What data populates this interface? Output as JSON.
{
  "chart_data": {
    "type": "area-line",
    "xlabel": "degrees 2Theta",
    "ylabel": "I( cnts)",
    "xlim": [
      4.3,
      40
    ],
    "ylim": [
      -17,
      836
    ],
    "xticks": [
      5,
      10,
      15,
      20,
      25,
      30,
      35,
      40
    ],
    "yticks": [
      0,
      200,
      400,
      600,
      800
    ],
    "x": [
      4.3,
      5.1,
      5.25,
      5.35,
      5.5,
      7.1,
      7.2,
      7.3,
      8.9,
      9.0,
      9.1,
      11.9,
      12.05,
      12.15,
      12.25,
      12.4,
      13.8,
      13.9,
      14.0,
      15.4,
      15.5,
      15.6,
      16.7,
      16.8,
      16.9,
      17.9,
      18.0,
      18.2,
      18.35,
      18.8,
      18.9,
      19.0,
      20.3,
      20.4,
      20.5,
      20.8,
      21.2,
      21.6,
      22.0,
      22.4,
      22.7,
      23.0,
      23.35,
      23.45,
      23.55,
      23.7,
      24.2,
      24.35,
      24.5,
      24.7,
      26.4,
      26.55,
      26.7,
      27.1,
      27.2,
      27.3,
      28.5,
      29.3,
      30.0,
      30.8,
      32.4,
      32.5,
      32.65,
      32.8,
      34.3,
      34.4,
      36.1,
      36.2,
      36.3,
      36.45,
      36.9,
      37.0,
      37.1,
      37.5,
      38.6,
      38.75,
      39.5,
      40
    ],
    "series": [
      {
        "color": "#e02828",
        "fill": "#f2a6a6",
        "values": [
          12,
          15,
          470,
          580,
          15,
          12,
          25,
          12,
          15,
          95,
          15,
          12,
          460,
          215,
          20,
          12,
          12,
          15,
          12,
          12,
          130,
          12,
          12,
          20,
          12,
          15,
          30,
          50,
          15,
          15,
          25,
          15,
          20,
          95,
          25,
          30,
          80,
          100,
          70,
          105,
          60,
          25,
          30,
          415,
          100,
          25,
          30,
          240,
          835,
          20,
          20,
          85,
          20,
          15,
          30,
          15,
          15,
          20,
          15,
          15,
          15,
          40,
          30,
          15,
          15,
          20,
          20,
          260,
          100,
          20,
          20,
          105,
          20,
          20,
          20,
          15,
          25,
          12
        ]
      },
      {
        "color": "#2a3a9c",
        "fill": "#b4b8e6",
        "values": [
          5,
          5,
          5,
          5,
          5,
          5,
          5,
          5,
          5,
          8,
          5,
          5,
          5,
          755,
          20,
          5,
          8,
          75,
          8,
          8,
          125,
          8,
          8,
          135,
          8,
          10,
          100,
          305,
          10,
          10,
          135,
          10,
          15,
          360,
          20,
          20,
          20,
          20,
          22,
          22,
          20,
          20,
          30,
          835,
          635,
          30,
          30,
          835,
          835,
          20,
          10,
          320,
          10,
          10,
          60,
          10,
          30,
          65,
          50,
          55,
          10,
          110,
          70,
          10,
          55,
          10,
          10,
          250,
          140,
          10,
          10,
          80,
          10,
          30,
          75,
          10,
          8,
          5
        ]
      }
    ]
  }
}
----
Set problem
Go through the listing and copy all of it exactly.

Response to this task
What data populates this interface? Output as JSON.
{
  "chart_data": {
    "type": "area-line",
    "xlabel": "degrees 2Theta",
    "ylabel": "I( cnts)",
    "xlim": [
      4.3,
      40
    ],
    "ylim": [
      -17,
      836
    ],
    "xticks": [
      5,
      10,
      15,
      20,
      25,
      30,
      35,
      40
    ],
    "yticks": [
      0,
      200,
      400,
      600,
      800
    ],
    "x": [
      4.3,
      5.1,
      5.25,
      5.35,
      5.5,
      7.1,
      7.2,
      7.3,
      8.9,
      9.0,
      9.1,
      11.9,
      12.05,
      12.15,
      12.25,
      12.4,
      13.8,
      13.9,
      14.0,
      15.4,
      15.5,
      15.6,
      16.7,
      16.8,
      16.9,
      17.9,
      18.0,
      18.2,
      18.35,
      18.8,
      18.9,
      19.0,
      20.3,
      20.4,
      20.5,
      20.8,
      21.2,
      21.6,
      22.0,
      22.4,
      22.7,
      23.0,
      23.35,
      23.45,
      23.55,
      23.7,
      24.2,
      24.35,
      24.5,
      24.7,
      26.4,
      26.55,
      26.7,
      27.1,
      27.2,
      27.3,
      28.5,
      29.3,
      30.0,
      30.8,
      32.4,
      32.5,
      32.65,
      32.8,
      34.3,
      34.4,
      36.1,
      36.2,
      36.3,
      36.45,
      36.9,
      37.0,
      37.1,
      37.5,
      38.6,
      38.75,
      39.5,
      40
    ],
    "series": [
      {
        "color": "#e02828",
        "fill": "#f2a6a6",
        "values": [
          12,
          15,
          470,
          580,
          15,
          12,
          25,
          12,
          15,
          95,
          15,
          12,
          460,
          215,
          20,
          12,
          12,
          15,
          12,
          12,
          130,
          12,
          12,
          20,
          12,
          15,
          30,
          50,
          15,
          15,
          25,
          15,
          20,
          95,
          25,
          30,
          80,
          100,
          70,
          105,
          60,
          25,
          30,
          415,
          100,
          25,
          30,
          240,
          835,
          20,
          20,
          85,
          20,
          15,
          30,
          15,
          15,
          20,
          15,
          15,
          15,
          40,
          30,
          15,
          15,
          20,
          20,
          260,
          100,
          20,
          20,
          105,
          20,
          20,
          20,
          15,
          25,
          12
        ]
      },
      {
        "color": "#2a3a9c",
        "fill": "#b4b8e6",
        "values": [
          5,
          5,
          5,
          5,
          5,
          5,
          5,
          5,
          5,
          8,
          5,
          5,
          5,
          755,
          20,
          5,
          8,
          75,
          8,
          8,
          125,
          8,
          8,
          135,
          8,
          10,
          100,
          305,
          10,
          10,
          135,
          10,
          15,
          360,
          20,
          20,
          20,
          20,
          22,
          22,
          20,
          20,
          30,
          835,
          635,
          30,
          30,
          835,
          835,
          20,
          10,
          320,
          10,
          10,
          60,
          10,
          30,
          65,
          50,
          55,
          10,
          110,
          70,
          10,
          55,
          10,
          10,
          250,
          140,
          10,
          10,
          80,
          10,
          30,
          75,
          10,
          8,
          5
        ]
      }
    ]
  }
}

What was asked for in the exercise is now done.